REQUIRED WORK - Of the lines in the listing below, how many hold "Main"? Answer with the number only.

--- Start of STORED RECORDS ---

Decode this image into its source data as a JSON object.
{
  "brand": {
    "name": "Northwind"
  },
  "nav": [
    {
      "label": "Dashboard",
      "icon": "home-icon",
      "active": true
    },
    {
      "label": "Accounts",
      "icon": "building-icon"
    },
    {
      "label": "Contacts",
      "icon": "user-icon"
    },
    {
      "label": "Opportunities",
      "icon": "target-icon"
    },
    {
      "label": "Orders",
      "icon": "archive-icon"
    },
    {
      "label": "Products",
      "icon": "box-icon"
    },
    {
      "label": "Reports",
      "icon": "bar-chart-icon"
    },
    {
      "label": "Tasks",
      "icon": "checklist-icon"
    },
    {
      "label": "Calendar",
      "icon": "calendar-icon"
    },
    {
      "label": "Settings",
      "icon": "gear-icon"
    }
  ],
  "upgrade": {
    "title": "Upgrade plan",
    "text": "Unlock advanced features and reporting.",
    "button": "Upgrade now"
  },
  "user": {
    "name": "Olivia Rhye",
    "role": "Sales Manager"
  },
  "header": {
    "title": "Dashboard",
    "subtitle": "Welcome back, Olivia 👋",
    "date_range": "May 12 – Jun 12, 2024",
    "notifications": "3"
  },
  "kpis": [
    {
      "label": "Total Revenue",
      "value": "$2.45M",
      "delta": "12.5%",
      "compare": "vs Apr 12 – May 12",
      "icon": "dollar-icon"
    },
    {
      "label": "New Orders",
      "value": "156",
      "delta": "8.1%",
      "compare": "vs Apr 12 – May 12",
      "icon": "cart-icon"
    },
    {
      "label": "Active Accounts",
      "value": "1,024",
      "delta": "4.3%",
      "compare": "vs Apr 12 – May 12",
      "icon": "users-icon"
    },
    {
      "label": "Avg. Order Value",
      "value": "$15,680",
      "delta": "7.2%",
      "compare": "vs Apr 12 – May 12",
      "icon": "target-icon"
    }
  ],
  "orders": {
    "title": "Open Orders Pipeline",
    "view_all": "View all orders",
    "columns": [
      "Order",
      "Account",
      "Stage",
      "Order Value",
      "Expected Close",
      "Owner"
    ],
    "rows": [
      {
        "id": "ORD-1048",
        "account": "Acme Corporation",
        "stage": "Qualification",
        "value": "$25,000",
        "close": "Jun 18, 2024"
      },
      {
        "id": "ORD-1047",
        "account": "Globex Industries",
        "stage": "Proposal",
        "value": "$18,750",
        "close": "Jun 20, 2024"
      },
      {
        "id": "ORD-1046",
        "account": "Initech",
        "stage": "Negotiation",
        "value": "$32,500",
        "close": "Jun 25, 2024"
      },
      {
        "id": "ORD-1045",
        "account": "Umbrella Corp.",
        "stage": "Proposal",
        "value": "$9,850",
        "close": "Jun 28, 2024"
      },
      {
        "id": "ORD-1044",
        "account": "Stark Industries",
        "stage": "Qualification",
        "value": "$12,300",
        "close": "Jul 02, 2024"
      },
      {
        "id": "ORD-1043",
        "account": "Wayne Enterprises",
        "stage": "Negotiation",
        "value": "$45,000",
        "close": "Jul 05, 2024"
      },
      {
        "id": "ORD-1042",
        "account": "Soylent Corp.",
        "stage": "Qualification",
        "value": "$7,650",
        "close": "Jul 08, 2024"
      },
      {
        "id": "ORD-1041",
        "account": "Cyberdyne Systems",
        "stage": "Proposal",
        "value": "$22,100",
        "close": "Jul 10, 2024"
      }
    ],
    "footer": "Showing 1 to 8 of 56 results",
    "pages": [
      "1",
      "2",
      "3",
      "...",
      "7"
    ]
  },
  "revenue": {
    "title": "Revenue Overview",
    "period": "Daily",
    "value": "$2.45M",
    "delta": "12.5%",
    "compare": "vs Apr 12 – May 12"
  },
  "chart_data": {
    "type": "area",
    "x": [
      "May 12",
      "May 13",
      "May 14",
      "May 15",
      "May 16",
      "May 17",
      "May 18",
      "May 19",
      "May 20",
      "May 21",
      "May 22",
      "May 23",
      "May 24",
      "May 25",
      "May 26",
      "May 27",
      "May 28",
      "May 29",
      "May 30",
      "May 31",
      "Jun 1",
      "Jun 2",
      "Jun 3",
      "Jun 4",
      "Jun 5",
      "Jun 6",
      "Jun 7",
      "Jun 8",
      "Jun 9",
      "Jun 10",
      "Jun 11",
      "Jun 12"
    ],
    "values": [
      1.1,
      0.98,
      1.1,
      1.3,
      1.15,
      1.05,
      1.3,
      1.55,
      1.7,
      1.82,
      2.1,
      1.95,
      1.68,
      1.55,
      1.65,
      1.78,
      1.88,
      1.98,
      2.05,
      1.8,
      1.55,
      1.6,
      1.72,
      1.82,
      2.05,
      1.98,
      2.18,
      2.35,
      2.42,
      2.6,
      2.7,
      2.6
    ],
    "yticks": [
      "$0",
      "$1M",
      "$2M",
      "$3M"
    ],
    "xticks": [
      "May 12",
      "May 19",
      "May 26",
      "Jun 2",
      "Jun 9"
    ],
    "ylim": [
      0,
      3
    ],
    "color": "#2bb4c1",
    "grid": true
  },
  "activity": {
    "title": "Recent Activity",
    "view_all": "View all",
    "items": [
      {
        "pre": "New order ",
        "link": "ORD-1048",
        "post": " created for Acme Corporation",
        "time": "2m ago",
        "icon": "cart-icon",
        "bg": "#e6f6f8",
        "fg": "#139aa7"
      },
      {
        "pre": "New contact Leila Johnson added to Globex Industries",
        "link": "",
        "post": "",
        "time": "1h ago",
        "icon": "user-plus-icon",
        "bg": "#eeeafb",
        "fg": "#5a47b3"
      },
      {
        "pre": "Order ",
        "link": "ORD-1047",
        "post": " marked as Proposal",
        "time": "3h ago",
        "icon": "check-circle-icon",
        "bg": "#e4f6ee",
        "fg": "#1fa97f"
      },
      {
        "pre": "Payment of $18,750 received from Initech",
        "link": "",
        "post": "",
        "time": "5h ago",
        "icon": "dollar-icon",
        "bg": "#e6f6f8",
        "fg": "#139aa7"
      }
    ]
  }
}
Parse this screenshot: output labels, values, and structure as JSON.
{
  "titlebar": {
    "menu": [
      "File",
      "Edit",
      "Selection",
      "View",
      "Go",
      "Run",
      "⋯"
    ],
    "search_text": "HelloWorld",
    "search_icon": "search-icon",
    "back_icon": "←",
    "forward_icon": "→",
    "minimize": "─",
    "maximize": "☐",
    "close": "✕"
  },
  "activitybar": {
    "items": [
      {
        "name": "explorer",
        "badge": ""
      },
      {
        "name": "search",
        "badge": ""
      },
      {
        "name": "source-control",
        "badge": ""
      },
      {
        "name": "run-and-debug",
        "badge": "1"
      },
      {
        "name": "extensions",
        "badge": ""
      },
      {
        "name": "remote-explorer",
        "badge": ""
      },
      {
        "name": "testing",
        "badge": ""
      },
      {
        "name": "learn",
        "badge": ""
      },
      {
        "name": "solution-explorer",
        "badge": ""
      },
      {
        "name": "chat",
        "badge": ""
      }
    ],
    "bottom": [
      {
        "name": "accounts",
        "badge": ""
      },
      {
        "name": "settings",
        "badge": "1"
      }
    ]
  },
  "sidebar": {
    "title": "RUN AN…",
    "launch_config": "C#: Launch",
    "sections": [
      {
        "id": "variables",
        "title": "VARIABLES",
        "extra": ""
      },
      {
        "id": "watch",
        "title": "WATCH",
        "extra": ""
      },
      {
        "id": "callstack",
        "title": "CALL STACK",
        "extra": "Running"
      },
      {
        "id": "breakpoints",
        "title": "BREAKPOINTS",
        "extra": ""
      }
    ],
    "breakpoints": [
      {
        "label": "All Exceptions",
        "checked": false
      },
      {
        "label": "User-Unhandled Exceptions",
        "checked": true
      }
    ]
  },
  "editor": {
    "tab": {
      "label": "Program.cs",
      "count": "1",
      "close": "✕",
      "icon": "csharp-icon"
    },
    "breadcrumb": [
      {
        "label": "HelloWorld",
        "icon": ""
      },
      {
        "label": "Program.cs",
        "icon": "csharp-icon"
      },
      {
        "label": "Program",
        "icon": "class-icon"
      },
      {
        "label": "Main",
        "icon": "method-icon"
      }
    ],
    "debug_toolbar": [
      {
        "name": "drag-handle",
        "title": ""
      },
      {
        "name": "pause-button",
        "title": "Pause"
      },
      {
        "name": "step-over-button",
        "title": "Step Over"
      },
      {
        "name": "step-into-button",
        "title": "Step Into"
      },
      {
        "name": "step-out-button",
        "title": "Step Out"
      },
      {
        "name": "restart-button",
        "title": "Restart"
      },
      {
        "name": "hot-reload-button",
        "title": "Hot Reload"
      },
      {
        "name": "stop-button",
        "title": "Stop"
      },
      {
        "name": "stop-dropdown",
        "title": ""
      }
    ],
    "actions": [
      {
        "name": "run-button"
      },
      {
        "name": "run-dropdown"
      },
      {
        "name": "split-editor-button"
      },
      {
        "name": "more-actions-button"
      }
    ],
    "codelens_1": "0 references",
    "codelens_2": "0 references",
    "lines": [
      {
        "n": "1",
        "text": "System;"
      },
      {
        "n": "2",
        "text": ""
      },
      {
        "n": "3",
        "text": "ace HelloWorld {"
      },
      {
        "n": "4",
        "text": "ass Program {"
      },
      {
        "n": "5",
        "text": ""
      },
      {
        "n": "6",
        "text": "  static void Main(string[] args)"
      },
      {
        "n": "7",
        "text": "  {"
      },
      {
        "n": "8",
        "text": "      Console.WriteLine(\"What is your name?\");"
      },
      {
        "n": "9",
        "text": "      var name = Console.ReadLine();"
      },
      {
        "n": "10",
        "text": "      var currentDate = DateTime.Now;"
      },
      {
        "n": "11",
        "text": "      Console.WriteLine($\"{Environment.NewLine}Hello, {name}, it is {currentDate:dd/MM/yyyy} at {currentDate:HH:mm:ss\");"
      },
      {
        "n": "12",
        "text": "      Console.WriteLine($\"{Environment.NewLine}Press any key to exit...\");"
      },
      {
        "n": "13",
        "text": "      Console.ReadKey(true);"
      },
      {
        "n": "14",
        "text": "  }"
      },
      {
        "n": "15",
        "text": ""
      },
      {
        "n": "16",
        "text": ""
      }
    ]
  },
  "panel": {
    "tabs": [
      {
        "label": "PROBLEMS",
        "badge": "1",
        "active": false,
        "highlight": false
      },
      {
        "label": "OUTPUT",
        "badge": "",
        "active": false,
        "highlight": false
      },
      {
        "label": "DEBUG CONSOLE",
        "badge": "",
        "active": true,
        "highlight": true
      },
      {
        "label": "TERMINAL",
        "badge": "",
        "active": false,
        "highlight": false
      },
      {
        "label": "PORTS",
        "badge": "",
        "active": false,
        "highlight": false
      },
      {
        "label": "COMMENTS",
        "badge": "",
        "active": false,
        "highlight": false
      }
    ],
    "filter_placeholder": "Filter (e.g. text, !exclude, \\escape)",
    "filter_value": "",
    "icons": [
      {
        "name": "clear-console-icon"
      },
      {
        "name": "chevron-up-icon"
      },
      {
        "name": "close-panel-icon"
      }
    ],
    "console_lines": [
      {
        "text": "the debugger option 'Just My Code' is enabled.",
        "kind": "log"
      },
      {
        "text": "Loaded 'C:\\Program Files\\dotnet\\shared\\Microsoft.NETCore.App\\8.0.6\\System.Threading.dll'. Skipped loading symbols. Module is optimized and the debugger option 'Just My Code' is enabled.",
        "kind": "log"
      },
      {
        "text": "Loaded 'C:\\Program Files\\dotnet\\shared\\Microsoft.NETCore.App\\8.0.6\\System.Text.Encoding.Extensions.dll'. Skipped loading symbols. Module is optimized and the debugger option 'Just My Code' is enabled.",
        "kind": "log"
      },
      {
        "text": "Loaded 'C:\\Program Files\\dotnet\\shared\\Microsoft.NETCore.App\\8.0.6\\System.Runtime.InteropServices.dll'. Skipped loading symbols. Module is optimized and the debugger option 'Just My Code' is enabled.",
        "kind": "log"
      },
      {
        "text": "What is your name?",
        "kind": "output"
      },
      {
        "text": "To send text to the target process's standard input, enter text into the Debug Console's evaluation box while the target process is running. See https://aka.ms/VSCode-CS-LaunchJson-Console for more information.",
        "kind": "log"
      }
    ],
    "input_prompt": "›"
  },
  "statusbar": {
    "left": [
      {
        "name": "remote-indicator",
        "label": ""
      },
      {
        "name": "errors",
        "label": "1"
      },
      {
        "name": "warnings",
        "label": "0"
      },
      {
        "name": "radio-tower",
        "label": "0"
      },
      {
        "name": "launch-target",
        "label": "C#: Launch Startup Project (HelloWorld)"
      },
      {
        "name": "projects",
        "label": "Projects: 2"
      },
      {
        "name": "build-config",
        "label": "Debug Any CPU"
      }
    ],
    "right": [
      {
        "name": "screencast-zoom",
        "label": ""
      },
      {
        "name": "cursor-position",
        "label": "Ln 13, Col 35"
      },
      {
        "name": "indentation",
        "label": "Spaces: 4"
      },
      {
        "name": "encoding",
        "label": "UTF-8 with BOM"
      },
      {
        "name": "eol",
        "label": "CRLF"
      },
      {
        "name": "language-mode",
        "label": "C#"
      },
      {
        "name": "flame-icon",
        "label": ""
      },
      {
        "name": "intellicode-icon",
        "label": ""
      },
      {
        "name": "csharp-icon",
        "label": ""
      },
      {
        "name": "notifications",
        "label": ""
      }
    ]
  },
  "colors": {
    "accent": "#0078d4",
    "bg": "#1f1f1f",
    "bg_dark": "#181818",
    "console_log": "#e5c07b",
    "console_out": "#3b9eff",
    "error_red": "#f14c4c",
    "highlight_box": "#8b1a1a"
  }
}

--- End of STORED RECORDS ---

SOLUTION TO THIS TASK - 2